Retype all of the listing exactly, passing over any picture you find.
··· Provided material
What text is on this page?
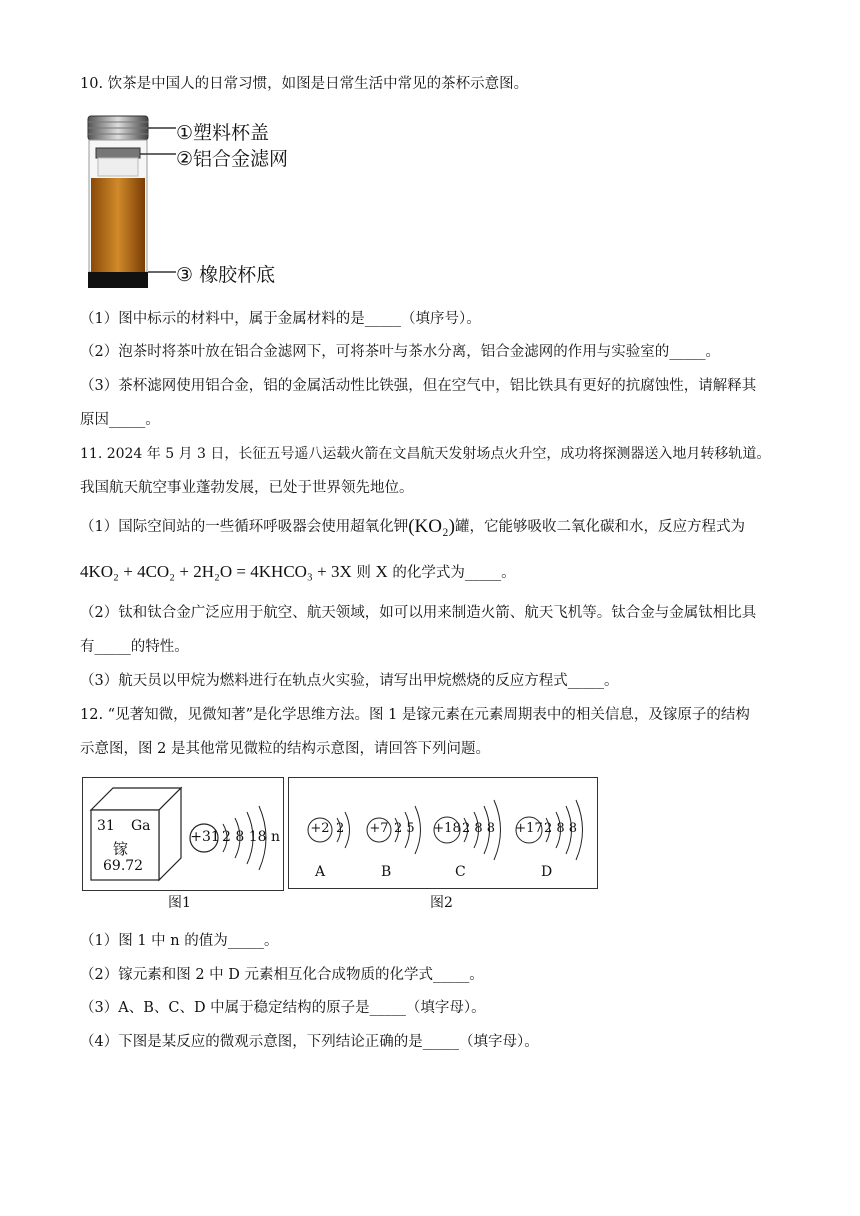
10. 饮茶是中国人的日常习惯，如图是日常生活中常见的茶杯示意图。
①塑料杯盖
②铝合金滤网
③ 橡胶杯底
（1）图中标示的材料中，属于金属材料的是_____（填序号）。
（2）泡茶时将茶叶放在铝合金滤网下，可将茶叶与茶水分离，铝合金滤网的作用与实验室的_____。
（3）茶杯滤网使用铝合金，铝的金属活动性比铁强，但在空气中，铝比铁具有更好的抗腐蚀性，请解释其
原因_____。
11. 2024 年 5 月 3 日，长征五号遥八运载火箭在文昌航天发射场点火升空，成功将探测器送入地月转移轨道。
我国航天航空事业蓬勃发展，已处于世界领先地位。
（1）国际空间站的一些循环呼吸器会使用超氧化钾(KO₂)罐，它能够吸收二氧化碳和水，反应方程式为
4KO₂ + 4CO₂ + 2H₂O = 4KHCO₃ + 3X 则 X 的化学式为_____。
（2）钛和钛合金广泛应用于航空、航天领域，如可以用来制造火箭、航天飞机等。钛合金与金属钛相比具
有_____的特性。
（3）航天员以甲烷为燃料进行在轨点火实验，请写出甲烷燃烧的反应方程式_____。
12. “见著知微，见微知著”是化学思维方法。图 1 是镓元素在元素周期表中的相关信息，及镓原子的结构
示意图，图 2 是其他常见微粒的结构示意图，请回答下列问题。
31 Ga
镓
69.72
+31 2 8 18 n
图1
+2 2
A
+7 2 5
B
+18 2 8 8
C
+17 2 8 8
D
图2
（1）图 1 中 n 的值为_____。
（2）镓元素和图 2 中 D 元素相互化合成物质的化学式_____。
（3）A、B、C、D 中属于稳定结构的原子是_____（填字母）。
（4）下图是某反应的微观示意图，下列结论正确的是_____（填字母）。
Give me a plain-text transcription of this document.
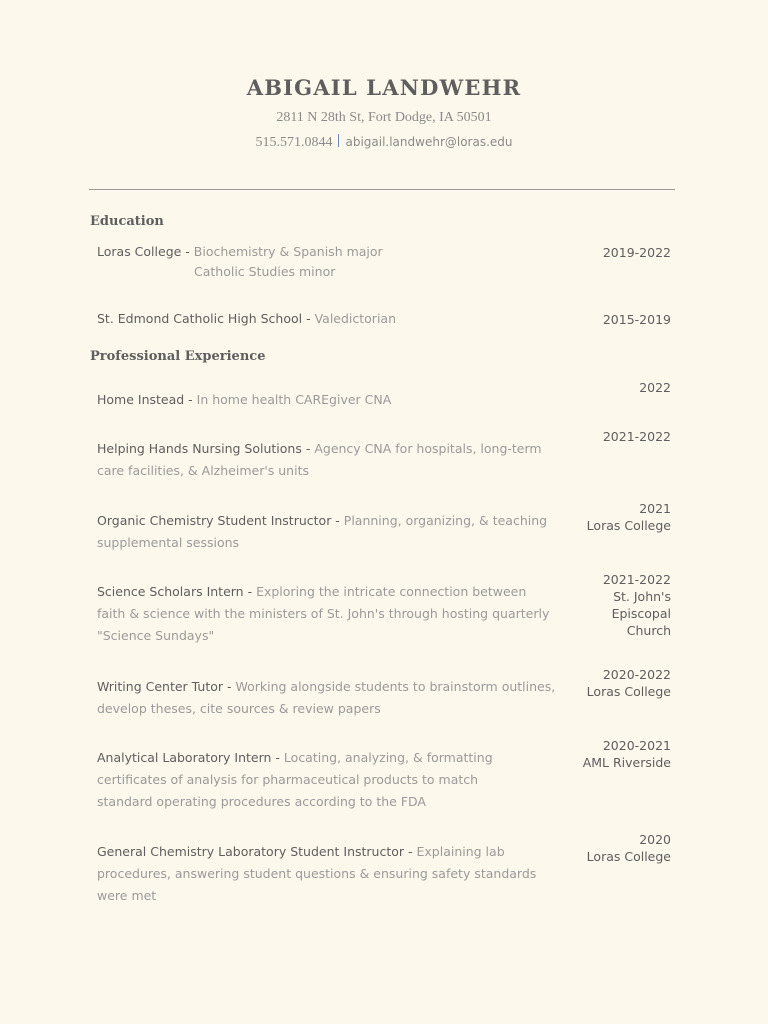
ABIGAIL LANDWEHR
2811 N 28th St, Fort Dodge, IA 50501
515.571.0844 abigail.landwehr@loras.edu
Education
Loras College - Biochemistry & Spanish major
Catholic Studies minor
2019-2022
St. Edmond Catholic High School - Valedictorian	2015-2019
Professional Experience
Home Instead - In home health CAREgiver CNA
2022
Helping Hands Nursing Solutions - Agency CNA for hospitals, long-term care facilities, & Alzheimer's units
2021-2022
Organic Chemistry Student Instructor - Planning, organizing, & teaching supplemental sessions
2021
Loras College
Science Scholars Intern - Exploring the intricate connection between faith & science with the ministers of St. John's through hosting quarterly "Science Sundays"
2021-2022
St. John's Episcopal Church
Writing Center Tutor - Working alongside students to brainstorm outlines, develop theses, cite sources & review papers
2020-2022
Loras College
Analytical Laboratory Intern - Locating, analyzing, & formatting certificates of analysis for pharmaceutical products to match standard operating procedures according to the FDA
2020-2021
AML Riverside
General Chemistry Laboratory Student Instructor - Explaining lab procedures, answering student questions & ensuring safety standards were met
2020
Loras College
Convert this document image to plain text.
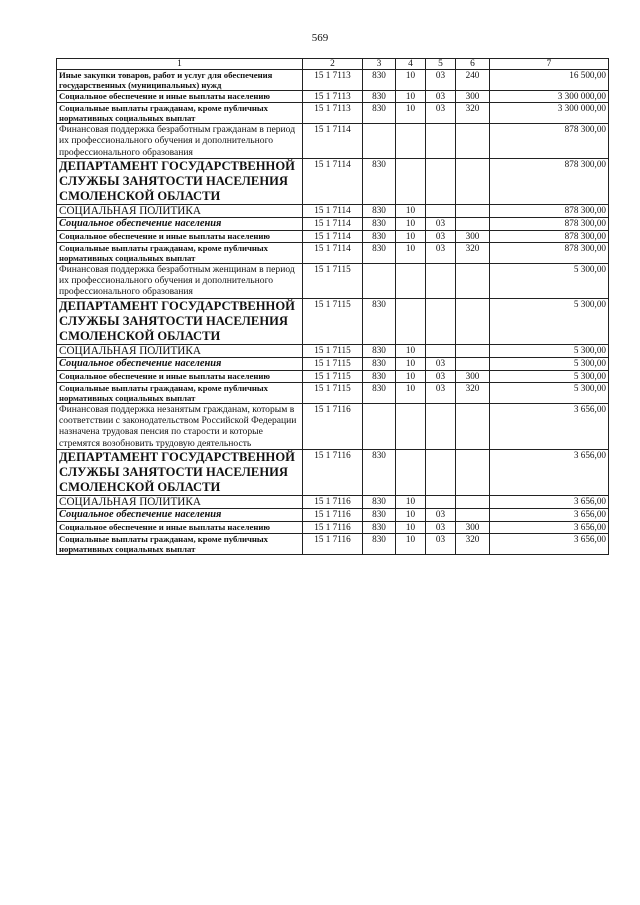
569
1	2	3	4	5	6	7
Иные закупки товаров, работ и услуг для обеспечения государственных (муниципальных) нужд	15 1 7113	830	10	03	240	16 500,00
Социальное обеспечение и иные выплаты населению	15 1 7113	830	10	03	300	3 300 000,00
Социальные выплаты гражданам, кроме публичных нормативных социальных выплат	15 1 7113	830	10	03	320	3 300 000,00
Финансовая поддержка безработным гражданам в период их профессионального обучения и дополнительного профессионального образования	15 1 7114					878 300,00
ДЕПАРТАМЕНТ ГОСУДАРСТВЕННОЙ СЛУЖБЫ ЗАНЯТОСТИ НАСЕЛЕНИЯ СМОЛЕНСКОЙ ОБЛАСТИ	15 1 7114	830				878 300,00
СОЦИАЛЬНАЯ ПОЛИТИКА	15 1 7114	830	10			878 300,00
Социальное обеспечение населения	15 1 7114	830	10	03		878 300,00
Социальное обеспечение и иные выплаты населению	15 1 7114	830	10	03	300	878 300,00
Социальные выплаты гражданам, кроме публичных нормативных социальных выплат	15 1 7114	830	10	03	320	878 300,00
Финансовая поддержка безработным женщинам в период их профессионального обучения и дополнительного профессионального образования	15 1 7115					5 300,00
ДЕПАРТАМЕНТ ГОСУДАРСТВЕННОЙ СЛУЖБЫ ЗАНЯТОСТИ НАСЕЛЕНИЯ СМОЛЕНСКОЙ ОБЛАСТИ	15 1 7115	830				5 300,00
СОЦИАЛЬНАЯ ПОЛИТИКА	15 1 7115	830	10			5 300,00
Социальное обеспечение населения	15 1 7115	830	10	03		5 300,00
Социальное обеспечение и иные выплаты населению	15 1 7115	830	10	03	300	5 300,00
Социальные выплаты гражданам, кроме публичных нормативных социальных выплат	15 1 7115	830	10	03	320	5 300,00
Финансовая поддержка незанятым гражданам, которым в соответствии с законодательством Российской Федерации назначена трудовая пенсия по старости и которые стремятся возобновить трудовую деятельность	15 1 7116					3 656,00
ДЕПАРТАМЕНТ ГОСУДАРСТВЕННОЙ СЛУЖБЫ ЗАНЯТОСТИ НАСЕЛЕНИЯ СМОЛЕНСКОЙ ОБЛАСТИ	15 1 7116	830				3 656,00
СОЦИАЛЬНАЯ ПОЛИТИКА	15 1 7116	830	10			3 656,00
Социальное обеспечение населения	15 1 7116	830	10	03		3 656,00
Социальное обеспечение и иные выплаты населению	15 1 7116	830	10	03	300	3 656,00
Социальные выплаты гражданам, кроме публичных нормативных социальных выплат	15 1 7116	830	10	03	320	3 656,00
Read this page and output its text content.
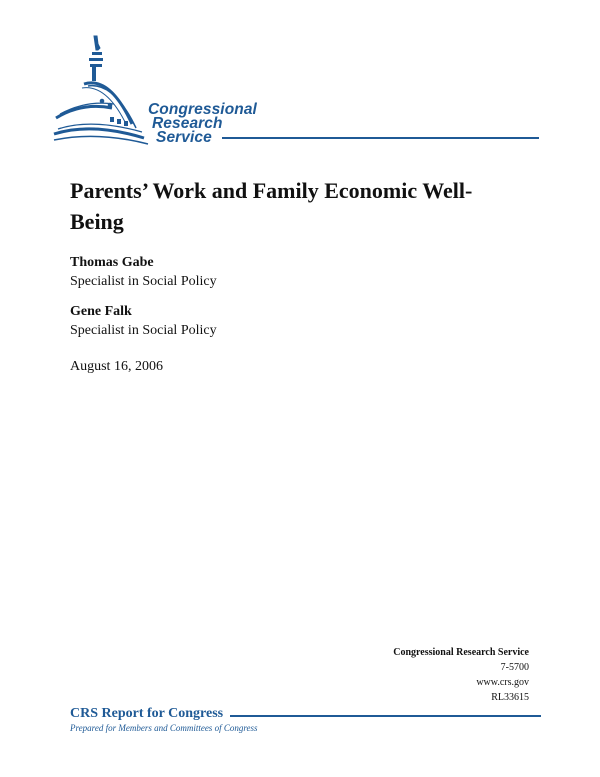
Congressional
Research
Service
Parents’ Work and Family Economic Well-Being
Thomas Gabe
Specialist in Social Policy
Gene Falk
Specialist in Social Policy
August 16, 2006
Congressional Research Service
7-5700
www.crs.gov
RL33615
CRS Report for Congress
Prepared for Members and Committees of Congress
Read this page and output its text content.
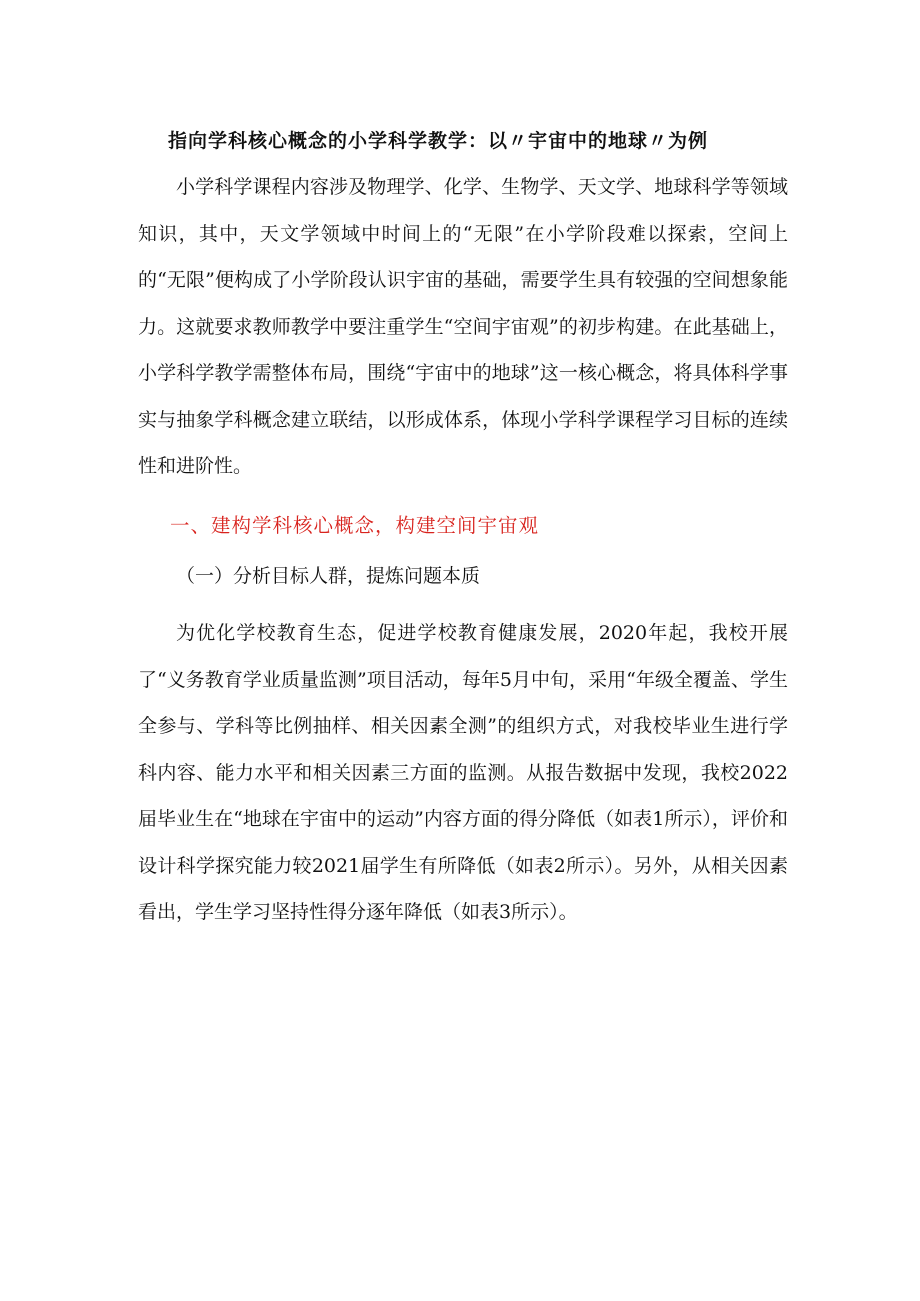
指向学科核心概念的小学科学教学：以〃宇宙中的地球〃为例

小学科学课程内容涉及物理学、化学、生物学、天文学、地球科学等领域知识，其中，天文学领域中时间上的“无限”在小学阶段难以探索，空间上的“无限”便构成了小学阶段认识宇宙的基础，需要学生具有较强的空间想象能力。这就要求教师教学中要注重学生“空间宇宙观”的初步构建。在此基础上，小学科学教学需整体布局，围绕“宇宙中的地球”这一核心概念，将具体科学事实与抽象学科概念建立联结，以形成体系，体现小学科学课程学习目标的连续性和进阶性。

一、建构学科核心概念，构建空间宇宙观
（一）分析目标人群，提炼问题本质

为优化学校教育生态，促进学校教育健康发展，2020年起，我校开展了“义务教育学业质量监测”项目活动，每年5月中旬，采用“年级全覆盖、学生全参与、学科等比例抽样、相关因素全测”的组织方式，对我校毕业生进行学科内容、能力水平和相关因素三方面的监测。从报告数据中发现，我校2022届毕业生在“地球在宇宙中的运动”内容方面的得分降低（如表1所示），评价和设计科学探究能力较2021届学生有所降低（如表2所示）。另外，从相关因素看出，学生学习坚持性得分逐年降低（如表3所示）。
······
:: Task output ::
What text is on this page?
10. 饮茶是中国人的日常习惯，如图是日常生活中常见的茶杯示意图。
①塑料杯盖
②铝合金滤网
③ 橡胶杯底
（1）图中标示的材料中，属于金属材料的是_____（填序号）。
（2）泡茶时将茶叶放在铝合金滤网下，可将茶叶与茶水分离，铝合金滤网的作用与实验室的_____。
（3）茶杯滤网使用铝合金，铝的金属活动性比铁强，但在空气中，铝比铁具有更好的抗腐蚀性，请解释其
原因_____。
11. 2024 年 5 月 3 日，长征五号遥八运载火箭在文昌航天发射场点火升空，成功将探测器送入地月转移轨道。
我国航天航空事业蓬勃发展，已处于世界领先地位。
（1）国际空间站的一些循环呼吸器会使用超氧化钾(KO₂)罐，它能够吸收二氧化碳和水，反应方程式为
4KO₂ + 4CO₂ + 2H₂O = 4KHCO₃ + 3X 则 X 的化学式为_____。
（2）钛和钛合金广泛应用于航空、航天领域，如可以用来制造火箭、航天飞机等。钛合金与金属钛相比具
有_____的特性。
（3）航天员以甲烷为燃料进行在轨点火实验，请写出甲烷燃烧的反应方程式_____。
12. “见著知微，见微知著”是化学思维方法。图 1 是镓元素在元素周期表中的相关信息，及镓原子的结构
示意图，图 2 是其他常见微粒的结构示意图，请回答下列问题。
31 Ga
镓
69.72
+31 2 8 18 n
图1
+2 2
A
+7 2 5
B
+18 2 8 8
C
+17 2 8 8
D
图2
（1）图 1 中 n 的值为_____。
（2）镓元素和图 2 中 D 元素相互化合成物质的化学式_____。
（3）A、B、C、D 中属于稳定结构的原子是_____（填字母）。
（4）下图是某反应的微观示意图，下列结论正确的是_____（填字母）。
Give me a plain-text transcription of this document.
ABIGAIL LANDWEHR
2811 N 28th St, Fort Dodge, IA 50501
515.571.0844 abigail.landwehr@loras.edu
Education
Loras College - Biochemistry & Spanish major
Catholic Studies minor
2019-2022
St. Edmond Catholic High School - Valedictorian	2015-2019
Professional Experience
Home Instead - In home health CAREgiver CNA
2022
Helping Hands Nursing Solutions - Agency CNA for hospitals, long-term care facilities, & Alzheimer's units
2021-2022
Organic Chemistry Student Instructor - Planning, organizing, & teaching supplemental sessions
2021
Loras College
Science Scholars Intern - Exploring the intricate connection between faith & science with the ministers of St. John's through hosting quarterly "Science Sundays"
2021-2022
St. John's Episcopal Church
Writing Center Tutor - Working alongside students to brainstorm outlines, develop theses, cite sources & review papers
2020-2022
Loras College
Analytical Laboratory Intern - Locating, analyzing, & formatting certificates of analysis for pharmaceutical products to match standard operating procedures according to the FDA
2020-2021
AML Riverside
General Chemistry Laboratory Student Instructor - Explaining lab procedures, answering student questions & ensuring safety standards were met
2020
Loras College
Convert this document image to plain text.
569
1	2	3	4	5	6	7
Иные закупки товаров, работ и услуг для обеспечения государственных (муниципальных) нужд	15 1 7113	830	10	03	240	16 500,00
Социальное обеспечение и иные выплаты населению	15 1 7113	830	10	03	300	3 300 000,00
Социальные выплаты гражданам, кроме публичных нормативных социальных выплат	15 1 7113	830	10	03	320	3 300 000,00
Финансовая поддержка безработным гражданам в период их профессионального обучения и дополнительного профессионального образования	15 1 7114					878 300,00
ДЕПАРТАМЕНТ ГОСУДАРСТВЕННОЙ СЛУЖБЫ ЗАНЯТОСТИ НАСЕЛЕНИЯ СМОЛЕНСКОЙ ОБЛАСТИ	15 1 7114	830				878 300,00
СОЦИАЛЬНАЯ ПОЛИТИКА	15 1 7114	830	10			878 300,00
Социальное обеспечение населения	15 1 7114	830	10	03		878 300,00
Социальное обеспечение и иные выплаты населению	15 1 7114	830	10	03	300	878 300,00
Социальные выплаты гражданам, кроме публичных нормативных социальных выплат	15 1 7114	830	10	03	320	878 300,00
Финансовая поддержка безработным женщинам в период их профессионального обучения и дополнительного профессионального образования	15 1 7115					5 300,00
ДЕПАРТАМЕНТ ГОСУДАРСТВЕННОЙ СЛУЖБЫ ЗАНЯТОСТИ НАСЕЛЕНИЯ СМОЛЕНСКОЙ ОБЛАСТИ	15 1 7115	830				5 300,00
СОЦИАЛЬНАЯ ПОЛИТИКА	15 1 7115	830	10			5 300,00
Социальное обеспечение населения	15 1 7115	830	10	03		5 300,00
Социальное обеспечение и иные выплаты населению	15 1 7115	830	10	03	300	5 300,00
Социальные выплаты гражданам, кроме публичных нормативных социальных выплат	15 1 7115	830	10	03	320	5 300,00
Финансовая поддержка незанятым гражданам, которым в соответствии с законодательством Российской Федерации назначена трудовая пенсия по старости и которые стремятся возобновить трудовую деятельность	15 1 7116					3 656,00
ДЕПАРТАМЕНТ ГОСУДАРСТВЕННОЙ СЛУЖБЫ ЗАНЯТОСТИ НАСЕЛЕНИЯ СМОЛЕНСКОЙ ОБЛАСТИ	15 1 7116	830				3 656,00
СОЦИАЛЬНАЯ ПОЛИТИКА	15 1 7116	830	10			3 656,00
Социальное обеспечение населения	15 1 7116	830	10	03		3 656,00
Социальное обеспечение и иные выплаты населению	15 1 7116	830	10	03	300	3 656,00
Социальные выплаты гражданам, кроме публичных нормативных социальных выплат	15 1 7116	830	10	03	320	3 656,00
Read this page and output its text content.
Congressional
Research
Service
Parents’ Work and Family Economic Well-Being
Thomas Gabe
Specialist in Social Policy
Gene Falk
Specialist in Social Policy
August 16, 2006
Congressional Research Service
7-5700
www.crs.gov
RL33615
CRS Report for Congress
Prepared for Members and Committees of Congress
Read this page and output its text content.
指向学科核心概念的小学科学教学：以〃宇宙中的地球〃为例

小学科学课程内容涉及物理学、化学、生物学、天文学、地球科学等领域知识，其中，天文学领域中时间上的“无限”在小学阶段难以探索，空间上的“无限”便构成了小学阶段认识宇宙的基础，需要学生具有较强的空间想象能力。这就要求教师教学中要注重学生“空间宇宙观”的初步构建。在此基础上，小学科学教学需整体布局，围绕“宇宙中的地球”这一核心概念，将具体科学事实与抽象学科概念建立联结，以形成体系，体现小学科学课程学习目标的连续性和进阶性。

一、建构学科核心概念，构建空间宇宙观
（一）分析目标人群，提炼问题本质

为优化学校教育生态，促进学校教育健康发展，2020年起，我校开展了“义务教育学业质量监测”项目活动，每年5月中旬，采用“年级全覆盖、学生全参与、学科等比例抽样、相关因素全测”的组织方式，对我校毕业生进行学科内容、能力水平和相关因素三方面的监测。从报告数据中发现，我校2022届毕业生在“地球在宇宙中的运动”内容方面的得分降低（如表1所示），评价和设计科学探究能力较2021届学生有所降低（如表2所示）。另外，从相关因素看出，学生学习坚持性得分逐年降低（如表3所示）。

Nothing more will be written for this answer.